━━━━━ 抜粋 ━━━━━

高橋:はい。高校生のころまで、本当にずっと人と喋れなくて。

「ちょっと喋れない」程度なら何とか生きていけたのかもしれません。でも、学校生活が苦痛で苦痛で仕方がない時間を過ごして「このままだと社会に出られないんじゃないか」と思うほどの危機感を覚えていました。

それで高校生のときに、自分を変えるべく飛び込み営業のアルバイトを始めたんです。

──いきなり飛び込み営業を!

高橋:英会話学校のポスターを、お店の許可をいただいて貼らせてもらい、1枚ごとに報酬が発生するような歩合制の仕事だったのですが、最初は全然うまくいかず……。

当時は高校生だったので、「全力ダッシュをして、汗ダラダラの状態でお願いしたら、お情けで貼らせてもらえるかな」なんて甘く考えていたのですが、ダメでした。ポスターを貼ってもらえないとアルバイト代が実質0円になってしまうので、何とかそれを避けたくて。

━━━━━

### 課題
- 1) 抜粋の中で、かぎかっこ「」に入っている語句はどれですか。すべて挙げてください。
- 2) 抜粋のうち、「高橋:英会話学校のポスターを」で始まり「で、何とかそれを避けたくて。」までの部分を、一字一句そのまま書き写してください。
以下の記録は、この抜粋とは別の出典から取ったものです。

━━━━━ データ一覧 ━━━━━

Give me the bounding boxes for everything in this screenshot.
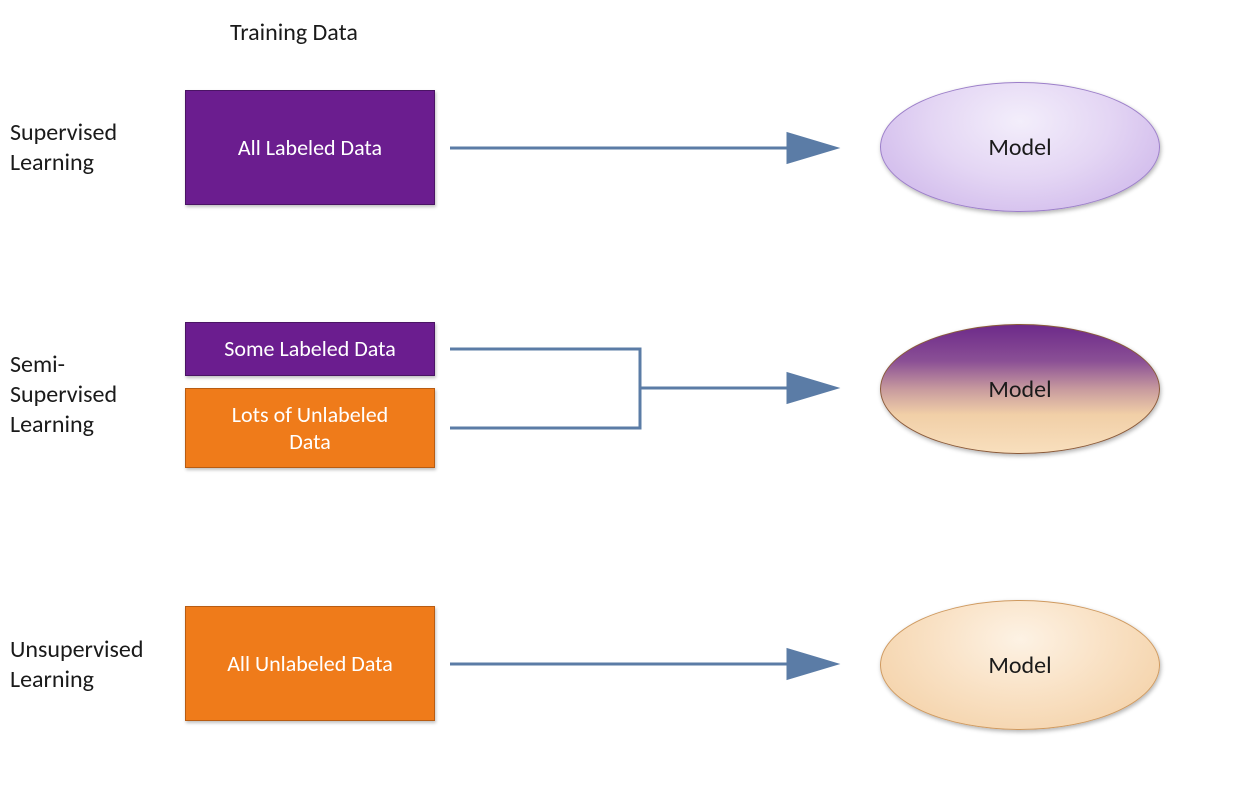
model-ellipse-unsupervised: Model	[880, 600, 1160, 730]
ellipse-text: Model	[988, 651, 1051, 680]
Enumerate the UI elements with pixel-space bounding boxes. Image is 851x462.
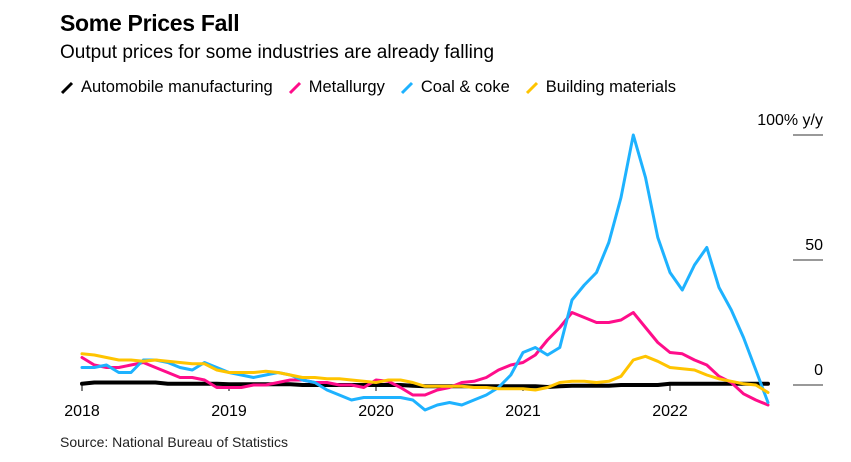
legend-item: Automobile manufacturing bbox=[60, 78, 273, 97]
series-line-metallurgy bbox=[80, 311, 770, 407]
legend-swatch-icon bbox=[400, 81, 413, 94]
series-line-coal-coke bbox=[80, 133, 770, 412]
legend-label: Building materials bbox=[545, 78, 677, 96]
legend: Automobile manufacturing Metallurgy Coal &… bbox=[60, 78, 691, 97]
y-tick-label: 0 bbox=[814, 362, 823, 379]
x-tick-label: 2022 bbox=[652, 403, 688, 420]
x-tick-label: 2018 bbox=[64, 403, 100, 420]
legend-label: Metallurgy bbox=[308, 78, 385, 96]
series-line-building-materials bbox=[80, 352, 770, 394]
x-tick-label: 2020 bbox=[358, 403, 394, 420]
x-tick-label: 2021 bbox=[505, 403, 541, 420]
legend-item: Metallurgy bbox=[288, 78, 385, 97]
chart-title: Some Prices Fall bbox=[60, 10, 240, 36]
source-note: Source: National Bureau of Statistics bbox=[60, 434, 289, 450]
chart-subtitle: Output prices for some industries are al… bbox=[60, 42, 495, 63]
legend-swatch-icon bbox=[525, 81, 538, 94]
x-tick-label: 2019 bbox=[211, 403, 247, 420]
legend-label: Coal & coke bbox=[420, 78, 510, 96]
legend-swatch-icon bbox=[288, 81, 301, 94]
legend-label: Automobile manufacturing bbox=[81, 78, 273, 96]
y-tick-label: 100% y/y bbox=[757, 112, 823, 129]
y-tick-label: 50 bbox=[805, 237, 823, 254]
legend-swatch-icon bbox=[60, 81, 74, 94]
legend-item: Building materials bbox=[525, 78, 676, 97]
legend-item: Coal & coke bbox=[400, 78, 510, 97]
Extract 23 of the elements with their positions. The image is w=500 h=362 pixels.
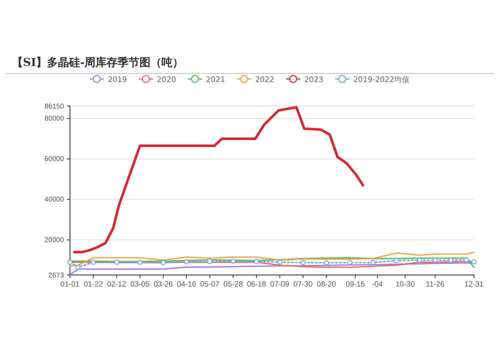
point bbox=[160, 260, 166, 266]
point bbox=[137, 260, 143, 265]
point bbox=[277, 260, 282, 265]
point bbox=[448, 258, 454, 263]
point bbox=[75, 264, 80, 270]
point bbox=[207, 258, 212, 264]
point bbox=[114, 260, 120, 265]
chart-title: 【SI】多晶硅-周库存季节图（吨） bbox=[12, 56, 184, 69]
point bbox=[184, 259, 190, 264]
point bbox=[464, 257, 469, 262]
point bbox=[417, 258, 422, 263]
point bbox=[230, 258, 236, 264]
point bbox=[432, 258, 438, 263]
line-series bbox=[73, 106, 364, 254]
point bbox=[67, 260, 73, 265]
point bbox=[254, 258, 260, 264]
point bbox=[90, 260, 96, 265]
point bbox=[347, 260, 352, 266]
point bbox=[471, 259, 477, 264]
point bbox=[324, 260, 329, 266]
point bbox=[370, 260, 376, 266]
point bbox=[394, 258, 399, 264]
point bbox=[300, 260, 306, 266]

━━━━━
━━━━━ データ一覧 ━━━━━

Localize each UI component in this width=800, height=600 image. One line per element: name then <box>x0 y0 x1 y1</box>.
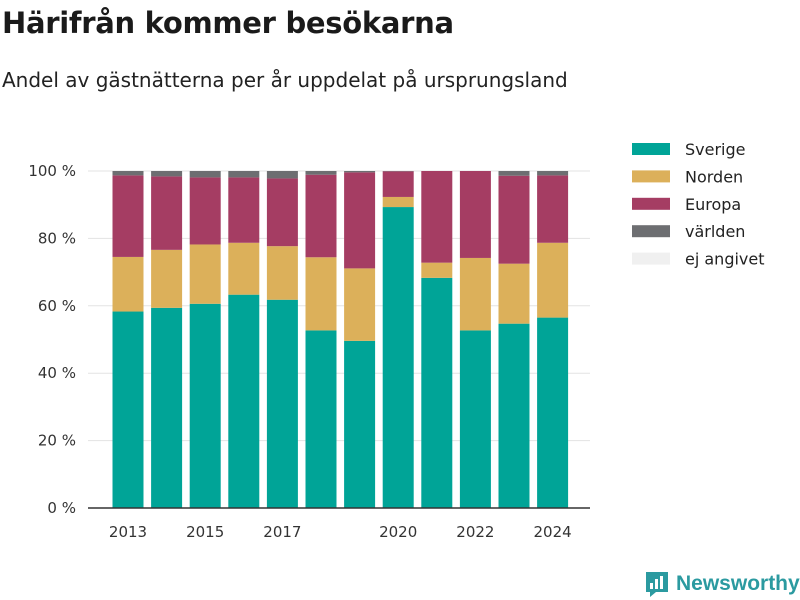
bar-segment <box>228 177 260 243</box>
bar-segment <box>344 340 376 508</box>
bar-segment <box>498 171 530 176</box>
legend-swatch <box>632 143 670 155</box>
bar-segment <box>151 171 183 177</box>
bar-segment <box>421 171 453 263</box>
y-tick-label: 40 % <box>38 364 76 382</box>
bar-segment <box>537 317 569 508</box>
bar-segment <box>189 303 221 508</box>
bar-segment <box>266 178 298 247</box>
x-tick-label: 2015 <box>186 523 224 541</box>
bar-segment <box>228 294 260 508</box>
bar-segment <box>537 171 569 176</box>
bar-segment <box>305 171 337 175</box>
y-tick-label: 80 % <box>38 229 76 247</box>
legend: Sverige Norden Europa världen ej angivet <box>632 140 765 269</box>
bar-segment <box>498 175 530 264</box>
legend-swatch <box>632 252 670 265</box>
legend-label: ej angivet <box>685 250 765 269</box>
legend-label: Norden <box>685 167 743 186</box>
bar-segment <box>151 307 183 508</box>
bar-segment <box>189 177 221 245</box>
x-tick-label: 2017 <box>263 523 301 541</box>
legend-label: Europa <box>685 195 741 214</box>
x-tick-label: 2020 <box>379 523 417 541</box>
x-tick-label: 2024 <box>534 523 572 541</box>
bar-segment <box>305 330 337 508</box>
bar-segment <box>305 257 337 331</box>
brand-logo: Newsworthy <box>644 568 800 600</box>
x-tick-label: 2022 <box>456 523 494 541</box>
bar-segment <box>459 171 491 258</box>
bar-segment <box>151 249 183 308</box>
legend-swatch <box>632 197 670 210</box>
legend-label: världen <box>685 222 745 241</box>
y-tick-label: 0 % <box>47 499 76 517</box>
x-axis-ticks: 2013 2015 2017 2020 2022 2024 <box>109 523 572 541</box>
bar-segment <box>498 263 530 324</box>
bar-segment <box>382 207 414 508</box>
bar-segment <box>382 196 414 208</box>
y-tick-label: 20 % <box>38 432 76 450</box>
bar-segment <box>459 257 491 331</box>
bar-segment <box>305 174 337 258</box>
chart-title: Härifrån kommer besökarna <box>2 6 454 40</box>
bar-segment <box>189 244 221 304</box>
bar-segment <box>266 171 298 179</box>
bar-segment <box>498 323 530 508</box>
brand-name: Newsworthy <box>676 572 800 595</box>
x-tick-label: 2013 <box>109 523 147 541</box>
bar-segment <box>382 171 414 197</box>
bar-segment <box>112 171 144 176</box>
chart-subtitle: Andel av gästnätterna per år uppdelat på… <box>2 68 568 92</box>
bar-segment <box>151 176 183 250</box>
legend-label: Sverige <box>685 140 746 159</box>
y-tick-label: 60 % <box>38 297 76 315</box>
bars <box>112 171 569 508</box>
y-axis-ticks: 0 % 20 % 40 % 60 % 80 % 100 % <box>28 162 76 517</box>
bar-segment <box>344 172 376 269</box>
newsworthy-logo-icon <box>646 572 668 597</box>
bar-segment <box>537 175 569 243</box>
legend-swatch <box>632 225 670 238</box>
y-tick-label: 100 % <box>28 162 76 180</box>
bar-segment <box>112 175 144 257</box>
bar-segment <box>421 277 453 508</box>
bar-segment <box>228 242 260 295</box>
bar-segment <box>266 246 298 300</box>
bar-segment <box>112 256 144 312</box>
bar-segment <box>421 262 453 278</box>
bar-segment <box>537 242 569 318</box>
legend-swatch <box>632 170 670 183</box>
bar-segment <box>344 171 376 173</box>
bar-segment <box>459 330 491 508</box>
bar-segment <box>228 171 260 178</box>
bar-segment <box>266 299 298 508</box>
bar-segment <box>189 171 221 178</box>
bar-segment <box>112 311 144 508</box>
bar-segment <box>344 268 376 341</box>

━━━━━
━━━━━ データ一覧 ━━━━━

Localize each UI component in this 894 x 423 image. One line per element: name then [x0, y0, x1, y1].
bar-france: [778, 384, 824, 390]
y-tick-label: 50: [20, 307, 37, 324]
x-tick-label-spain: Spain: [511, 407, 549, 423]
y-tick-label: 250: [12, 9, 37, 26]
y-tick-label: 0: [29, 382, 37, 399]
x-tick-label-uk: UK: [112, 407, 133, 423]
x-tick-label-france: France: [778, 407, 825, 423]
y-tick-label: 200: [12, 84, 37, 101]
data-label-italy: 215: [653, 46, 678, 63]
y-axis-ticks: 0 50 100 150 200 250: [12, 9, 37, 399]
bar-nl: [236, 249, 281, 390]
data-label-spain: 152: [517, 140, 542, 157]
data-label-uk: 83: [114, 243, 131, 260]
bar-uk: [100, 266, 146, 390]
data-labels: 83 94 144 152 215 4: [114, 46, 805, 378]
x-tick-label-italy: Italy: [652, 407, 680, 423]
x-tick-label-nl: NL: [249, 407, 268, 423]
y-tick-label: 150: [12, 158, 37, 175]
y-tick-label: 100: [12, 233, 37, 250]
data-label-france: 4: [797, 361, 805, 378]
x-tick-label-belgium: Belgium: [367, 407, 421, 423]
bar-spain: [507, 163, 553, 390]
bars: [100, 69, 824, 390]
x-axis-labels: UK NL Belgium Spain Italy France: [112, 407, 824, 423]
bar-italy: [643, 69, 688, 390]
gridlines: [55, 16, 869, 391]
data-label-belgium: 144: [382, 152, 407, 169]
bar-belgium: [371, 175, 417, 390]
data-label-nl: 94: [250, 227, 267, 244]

━━━━━

### 解答例
- 1)
・ちょっと喋れない
・このままだと社会に出られないんじゃないか
・全力ダッシュをして、汗ダラダラの状態でお願いしたら、お情けで貼らせてもらえるかな

- 2)
高橋:英会話学校のポスターを、お店の許可をいただいて貼らせてもらい、1枚ごとに報酬が発生するような歩合制の仕事だったのですが、最初は全然うまくいかず……。

当時は高校生だったので、「全力ダッシュをして、汗ダラダラの状態でお願いしたら、お情けで貼らせてもらえるかな」なんて甘く考えていたのですが、ダメでした。ポスターを貼ってもらえないとアルバイト代が実質0円になってしまうので、何とかそれを避けたくて。